Instruction: Copy out all of the material below line for line, without changing anything, and leave out the pictures.

======== Data

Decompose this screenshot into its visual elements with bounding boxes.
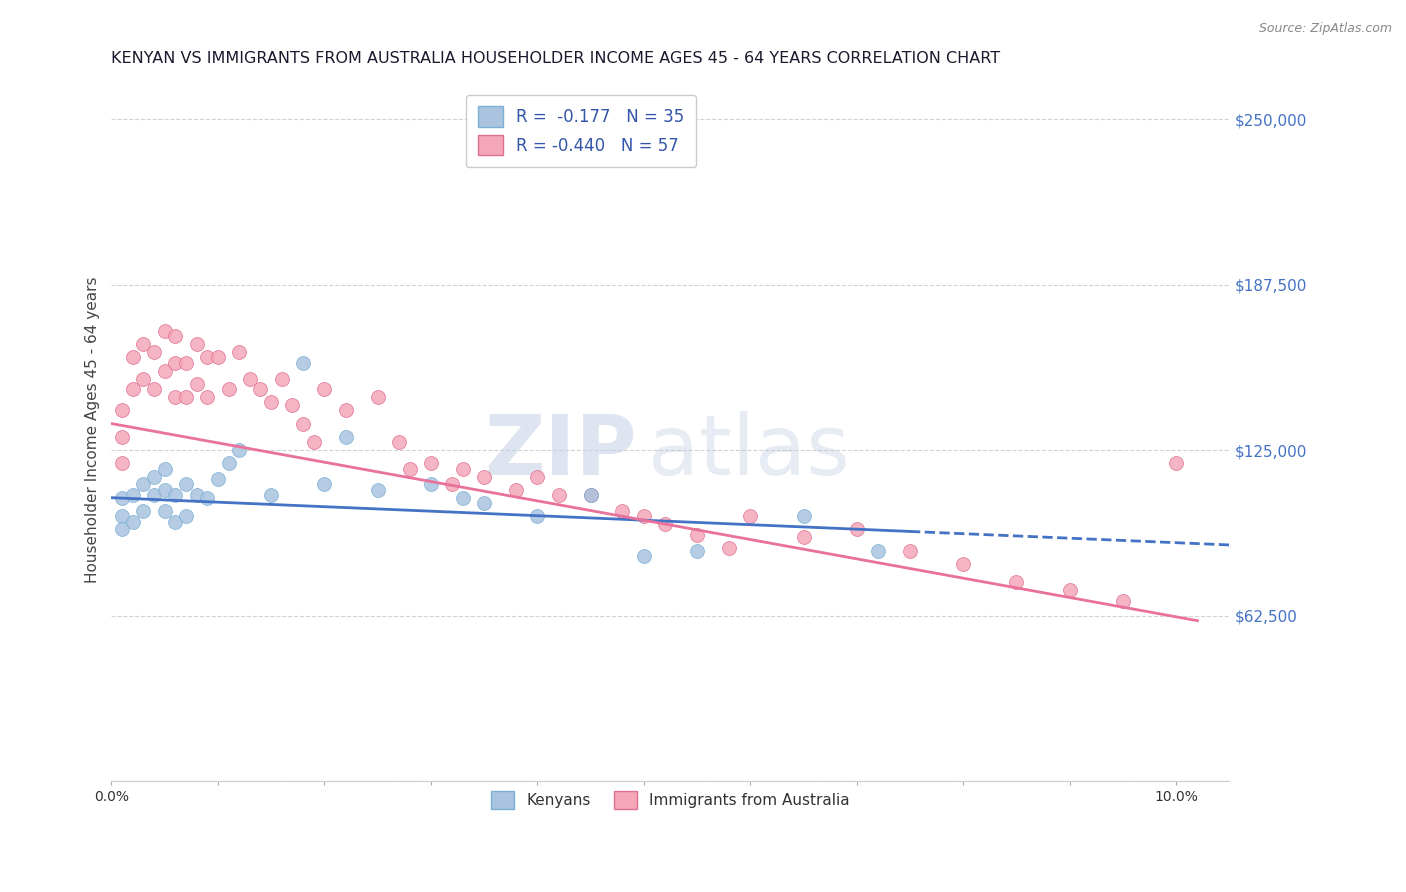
Point — [260, 395, 283, 409]
Point — [186, 376, 208, 391]
Point — [153, 483, 176, 497]
Point — [195, 390, 218, 404]
Point — [132, 477, 155, 491]
Point — [792, 509, 814, 524]
Point — [952, 557, 974, 571]
Text: KENYAN VS IMMIGRANTS FROM AUSTRALIA HOUSEHOLDER INCOME AGES 45 - 64 YEARS CORREL: KENYAN VS IMMIGRANTS FROM AUSTRALIA HOUS… — [111, 51, 1001, 66]
Point — [1166, 456, 1188, 470]
Point — [314, 382, 336, 396]
Point — [388, 435, 411, 450]
Point — [612, 504, 634, 518]
Point — [505, 483, 527, 497]
Point — [165, 329, 187, 343]
Point — [186, 488, 208, 502]
Point — [143, 382, 166, 396]
Point — [165, 488, 187, 502]
Point — [367, 483, 389, 497]
Point — [121, 515, 143, 529]
Point — [249, 382, 271, 396]
Point — [207, 472, 229, 486]
Point — [121, 488, 143, 502]
Text: atlas: atlas — [648, 410, 849, 491]
Point — [579, 488, 602, 502]
Point — [174, 356, 197, 370]
Point — [717, 541, 740, 555]
Point — [579, 488, 602, 502]
Point — [111, 430, 134, 444]
Point — [898, 543, 921, 558]
Point — [153, 461, 176, 475]
Point — [174, 390, 197, 404]
Point — [686, 527, 709, 541]
Point — [419, 456, 441, 470]
Point — [121, 351, 143, 365]
Point — [292, 356, 315, 370]
Point — [367, 390, 389, 404]
Point — [1005, 575, 1028, 590]
Point — [845, 523, 868, 537]
Point — [111, 509, 134, 524]
Point — [218, 456, 240, 470]
Point — [526, 469, 548, 483]
Text: ZIP: ZIP — [485, 410, 637, 491]
Point — [153, 504, 176, 518]
Y-axis label: Householder Income Ages 45 - 64 years: Householder Income Ages 45 - 64 years — [86, 277, 100, 583]
Legend: Kenyans, Immigrants from Australia: Kenyans, Immigrants from Australia — [485, 785, 856, 815]
Point — [654, 517, 676, 532]
Point — [547, 488, 569, 502]
Point — [165, 356, 187, 370]
Point — [281, 398, 304, 412]
Point — [121, 382, 143, 396]
Point — [398, 461, 420, 475]
Text: Source: ZipAtlas.com: Source: ZipAtlas.com — [1258, 22, 1392, 36]
Point — [143, 345, 166, 359]
Point — [419, 477, 441, 491]
Point — [165, 390, 187, 404]
Point — [740, 509, 762, 524]
Point — [451, 461, 474, 475]
Point — [132, 371, 155, 385]
Point — [1112, 594, 1135, 608]
Point — [195, 491, 218, 505]
Point — [1059, 583, 1081, 598]
Point — [526, 509, 548, 524]
Point — [472, 496, 495, 510]
Point — [143, 488, 166, 502]
Point — [239, 371, 262, 385]
Point — [111, 403, 134, 417]
Point — [314, 477, 336, 491]
Point — [302, 435, 325, 450]
Point — [686, 543, 709, 558]
Point — [165, 515, 187, 529]
Point — [207, 351, 229, 365]
Point — [866, 543, 889, 558]
Point — [335, 430, 357, 444]
Point — [143, 469, 166, 483]
Point — [153, 324, 176, 338]
Point — [792, 530, 814, 544]
Point — [228, 443, 250, 458]
Point — [441, 477, 464, 491]
Point — [111, 456, 134, 470]
Point — [174, 509, 197, 524]
Point — [472, 469, 495, 483]
Point — [335, 403, 357, 417]
Point — [132, 504, 155, 518]
Point — [218, 382, 240, 396]
Point — [228, 345, 250, 359]
Point — [132, 337, 155, 351]
Point — [195, 351, 218, 365]
Point — [260, 488, 283, 502]
Point — [186, 337, 208, 351]
Point — [111, 491, 134, 505]
Point — [174, 477, 197, 491]
Point — [292, 417, 315, 431]
Point — [451, 491, 474, 505]
Point — [633, 549, 655, 563]
Point — [633, 509, 655, 524]
Point — [111, 523, 134, 537]
Point — [270, 371, 292, 385]
Point — [153, 363, 176, 377]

================

Answer for this exercise:
Decompose this screenshot into its visual elements with bounding boxes.
Point — [260, 395, 283, 409]
Point — [186, 376, 208, 391]
Point — [153, 483, 176, 497]
Point — [195, 390, 218, 404]
Point — [132, 477, 155, 491]
Point — [792, 509, 814, 524]
Point — [952, 557, 974, 571]
Text: KENYAN VS IMMIGRANTS FROM AUSTRALIA HOUSEHOLDER INCOME AGES 45 - 64 YEARS CORREL: KENYAN VS IMMIGRANTS FROM AUSTRALIA HOUS… — [111, 51, 1001, 66]
Point — [1166, 456, 1188, 470]
Point — [314, 382, 336, 396]
Point — [388, 435, 411, 450]
Point — [612, 504, 634, 518]
Point — [505, 483, 527, 497]
Point — [165, 329, 187, 343]
Point — [186, 488, 208, 502]
Point — [143, 382, 166, 396]
Point — [165, 488, 187, 502]
Point — [367, 483, 389, 497]
Point — [121, 515, 143, 529]
Point — [249, 382, 271, 396]
Point — [207, 472, 229, 486]
Point — [121, 488, 143, 502]
Text: atlas: atlas — [648, 410, 849, 491]
Point — [579, 488, 602, 502]
Point — [174, 356, 197, 370]
Point — [717, 541, 740, 555]
Point — [579, 488, 602, 502]
Point — [111, 430, 134, 444]
Point — [898, 543, 921, 558]
Point — [153, 461, 176, 475]
Point — [174, 390, 197, 404]
Point — [686, 527, 709, 541]
Point — [419, 456, 441, 470]
Point — [121, 351, 143, 365]
Point — [292, 356, 315, 370]
Point — [367, 390, 389, 404]
Point — [1005, 575, 1028, 590]
Point — [845, 523, 868, 537]
Point — [111, 509, 134, 524]
Point — [218, 456, 240, 470]
Point — [526, 469, 548, 483]
Text: ZIP: ZIP — [485, 410, 637, 491]
Point — [153, 504, 176, 518]
Y-axis label: Householder Income Ages 45 - 64 years: Householder Income Ages 45 - 64 years — [86, 277, 100, 583]
Legend: Kenyans, Immigrants from Australia: Kenyans, Immigrants from Australia — [485, 785, 856, 815]
Point — [654, 517, 676, 532]
Point — [547, 488, 569, 502]
Point — [165, 356, 187, 370]
Point — [281, 398, 304, 412]
Point — [121, 382, 143, 396]
Point — [398, 461, 420, 475]
Text: Source: ZipAtlas.com: Source: ZipAtlas.com — [1258, 22, 1392, 36]
Point — [143, 345, 166, 359]
Point — [419, 477, 441, 491]
Point — [165, 390, 187, 404]
Point — [740, 509, 762, 524]
Point — [451, 461, 474, 475]
Point — [132, 371, 155, 385]
Point — [1112, 594, 1135, 608]
Point — [195, 491, 218, 505]
Point — [1059, 583, 1081, 598]
Point — [526, 509, 548, 524]
Point — [472, 496, 495, 510]
Point — [143, 488, 166, 502]
Point — [239, 371, 262, 385]
Point — [111, 403, 134, 417]
Point — [314, 477, 336, 491]
Point — [302, 435, 325, 450]
Point — [686, 543, 709, 558]
Point — [165, 515, 187, 529]
Point — [207, 351, 229, 365]
Point — [866, 543, 889, 558]
Point — [335, 430, 357, 444]
Point — [143, 469, 166, 483]
Point — [153, 324, 176, 338]
Point — [792, 530, 814, 544]
Point — [228, 443, 250, 458]
Point — [441, 477, 464, 491]
Point — [111, 456, 134, 470]
Point — [174, 509, 197, 524]
Point — [472, 469, 495, 483]
Point — [335, 403, 357, 417]
Point — [132, 504, 155, 518]
Point — [218, 382, 240, 396]
Point — [228, 345, 250, 359]
Point — [132, 337, 155, 351]
Point — [195, 351, 218, 365]
Point — [260, 488, 283, 502]
Point — [186, 337, 208, 351]
Point — [111, 491, 134, 505]
Point — [174, 477, 197, 491]
Point — [292, 417, 315, 431]
Point — [451, 491, 474, 505]
Point — [633, 549, 655, 563]
Point — [633, 509, 655, 524]
Point — [111, 523, 134, 537]
Point — [270, 371, 292, 385]
Point — [153, 363, 176, 377]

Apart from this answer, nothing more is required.